>> Start Data to use
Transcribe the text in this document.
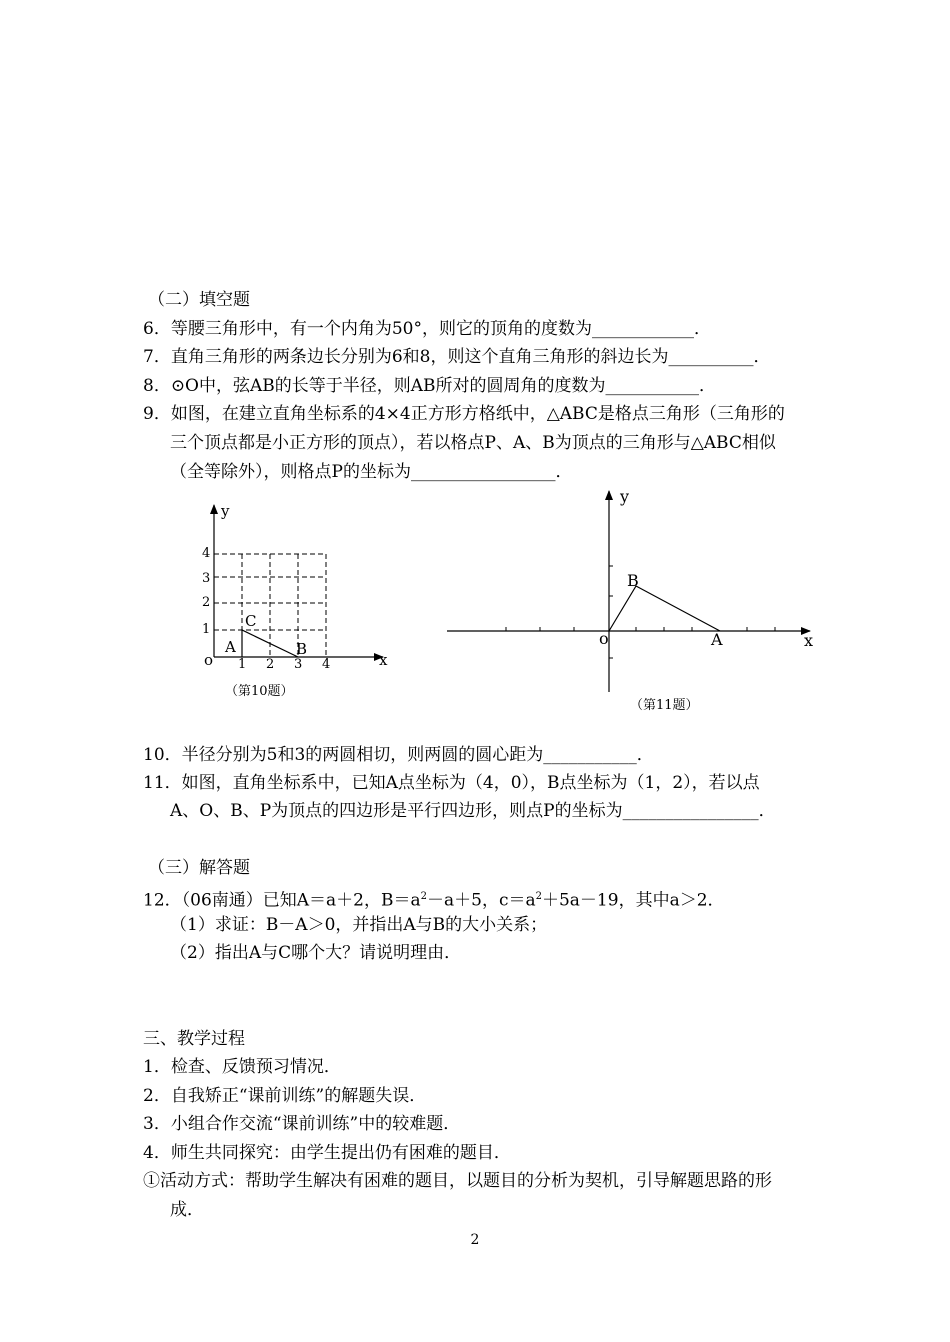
（二）填空题
6．等腰三角形中，有一个内角为50°，则它的顶角的度数为____________．
7．直角三角形的两条边长分别为6和8，则这个直角三角形的斜边长为__________．
8．⊙O中，弦AB的长等于半径，则AB所对的圆周角的度数为___________．
9．如图，在建立直角坐标系的4×4正方形方格纸中，△ABC是格点三角形（三角形的
三个顶点都是小正方形的顶点），若以格点P、A、B为顶点的三角形与△ABC相似
（全等除外），则格点P的坐标为_________________．
y
x
o
A	B
C
4
3
2
1
1 2 3 4
（第10题）
y
x
o	A
B
（第11题）
10．半径分别为5和3的两圆相切，则两圆的圆心距为___________．
11．如图，直角坐标系中，已知A点坐标为（4，0），B点坐标为（1，2），若以点
A、O、B、P为顶点的四边形是平行四边形，则点P的坐标为________________．
（三）解答题
12．（06南通）已知A＝a＋2，$B=a^2-a+5$，$c=a^2+5a-19$，其中a＞2．
（1）求证：B－A＞0，并指出A与B的大小关系；
（2）指出A与C哪个大？请说明理由．
三、教学过程
1．检查、反馈预习情况．
2．自我矫正“课前训练”的解题失误．
3．小组合作交流“课前训练”中的较难题．
4．师生共同探究：由学生提出仍有困难的题目．
①活动方式：帮助学生解决有困难的题目，以题目的分析为契机，引导解题思路的形
成．
2
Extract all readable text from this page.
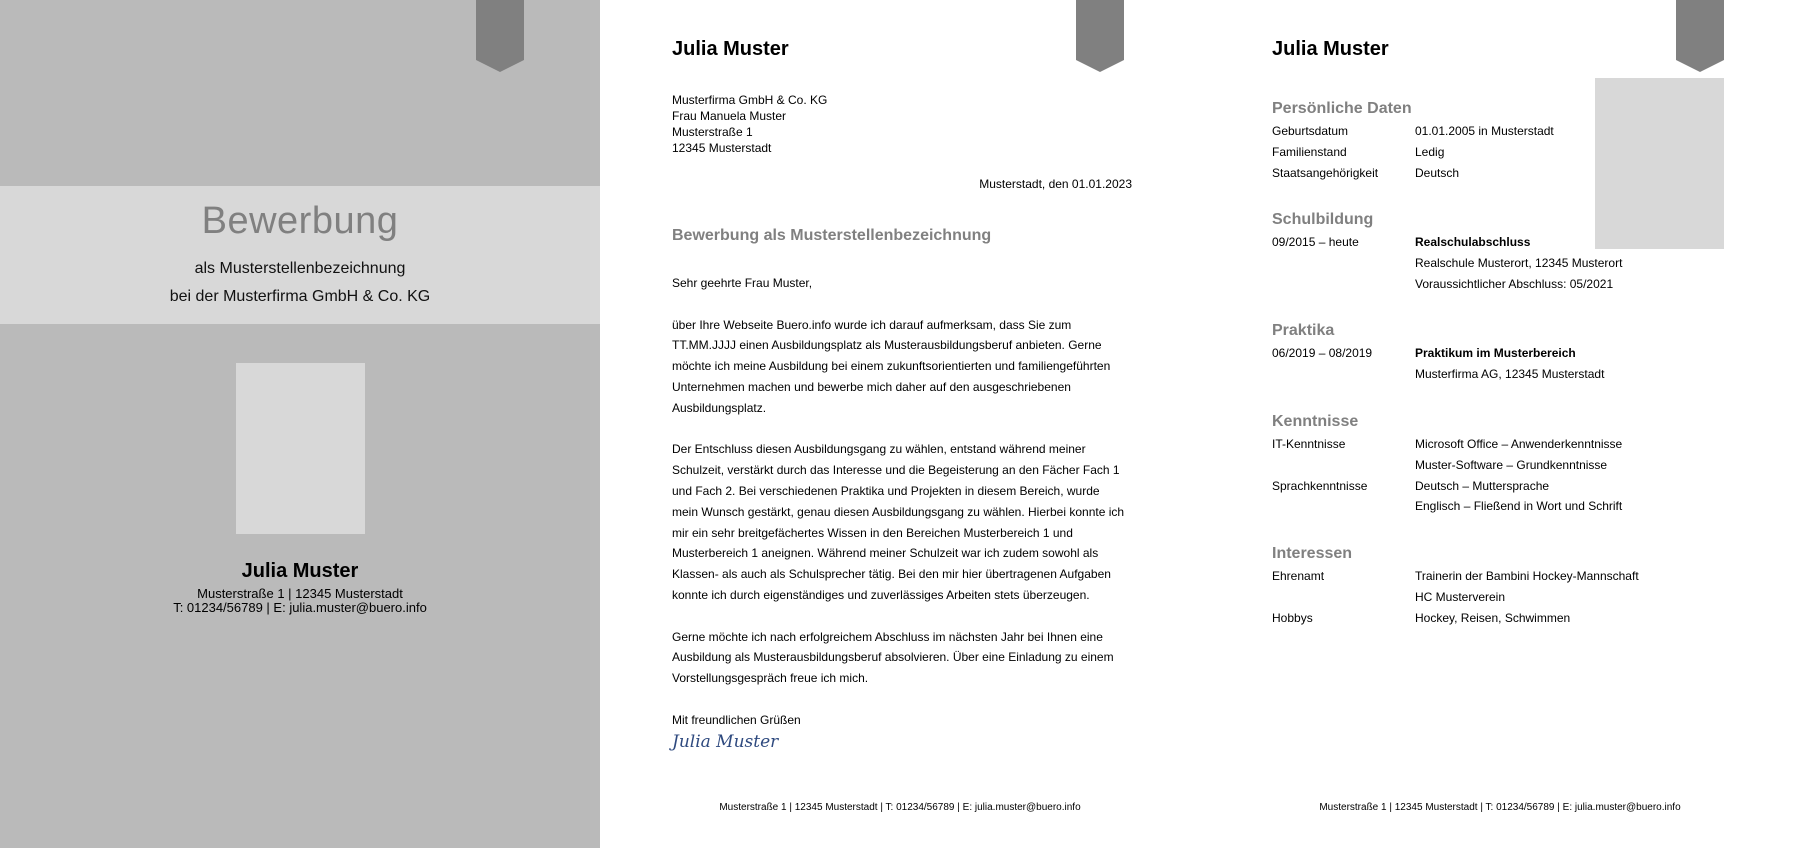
Bewerbung
als Musterstellenbezeichnung
bei der Musterfirma GmbH & Co. KG
Julia Muster
Musterstraße 1 | 12345 Musterstadt
T: 01234/56789 | E: julia.muster@buero.info
Julia Muster
Musterfirma GmbH & Co. KG
Frau Manuela Muster
Musterstraße 1
12345 Musterstadt
Musterstadt, den 01.01.2023
Bewerbung als Musterstellenbezeichnung

Sehr geehrte Frau Muster,

über Ihre Webseite Buero.info wurde ich darauf aufmerksam, dass Sie zum
TT.MM.JJJJ einen Ausbildungsplatz als Musterausbildungsberuf anbieten. Gerne
möchte ich meine Ausbildung bei einem zukunftsorientierten und familiengeführten
Unternehmen machen und bewerbe mich daher auf den ausgeschriebenen
Ausbildungsplatz.

Der Entschluss diesen Ausbildungsgang zu wählen, entstand während meiner
Schulzeit, verstärkt durch das Interesse und die Begeisterung an den Fächer Fach 1
und Fach 2. Bei verschiedenen Praktika und Projekten in diesem Bereich, wurde
mein Wunsch gestärkt, genau diesen Ausbildungsgang zu wählen. Hierbei konnte ich
mir ein sehr breitgefächertes Wissen in den Bereichen Musterbereich 1 und
Musterbereich 1 aneignen. Während meiner Schulzeit war ich zudem sowohl als
Klassen- als auch als Schulsprecher tätig. Bei den mir hier übertragenen Aufgaben
konnte ich durch eigenständiges und zuverlässiges Arbeiten stets überzeugen.

Gerne möchte ich nach erfolgreichem Abschluss im nächsten Jahr bei Ihnen eine
Ausbildung als Musterausbildungsberuf absolvieren. Über eine Einladung zu einem
Vorstellungsgespräch freue ich mich.

Mit freundlichen Grüßen

Julia Muster
Musterstraße 1 | 12345 Musterstadt | T: 01234/56789 | E: julia.muster@buero.info
Julia Muster
Persönliche Daten
Geburtsdatum	01.01.2005 in Musterstadt
Familienstand	Ledig
Staatsangehörigkeit	Deutsch
Schulbildung
09/2015 – heute	Realschulabschluss
Realschule Musterort, 12345 Musterort
Voraussichtlicher Abschluss: 05/2021
Praktika
06/2019 – 08/2019	Praktikum im Musterbereich
Musterfirma AG, 12345 Musterstadt
Kenntnisse
IT-Kenntnisse	Microsoft Office – Anwenderkenntnisse
Muster-Software – Grundkenntnisse
Sprachkenntnisse	Deutsch – Muttersprache
Englisch – Fließend in Wort und Schrift
Interessen
Ehrenamt	Trainerin der Bambini Hockey-Mannschaft
HC Musterverein
Hobbys	Hockey, Reisen, Schwimmen
Musterstraße 1 | 12345 Musterstadt | T: 01234/56789 | E: julia.muster@buero.info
>> End Data to use
__Problem to solve__. Within the listing above, find every line containing the string "konnte" and return it.

__The answer__.
mein Wunsch gestärkt, genau diesen Ausbildungsgang zu wählen. Hierbei konnte ich
konnte ich durch eigenständiges und zuverlässiges Arbeiten stets überzeugen.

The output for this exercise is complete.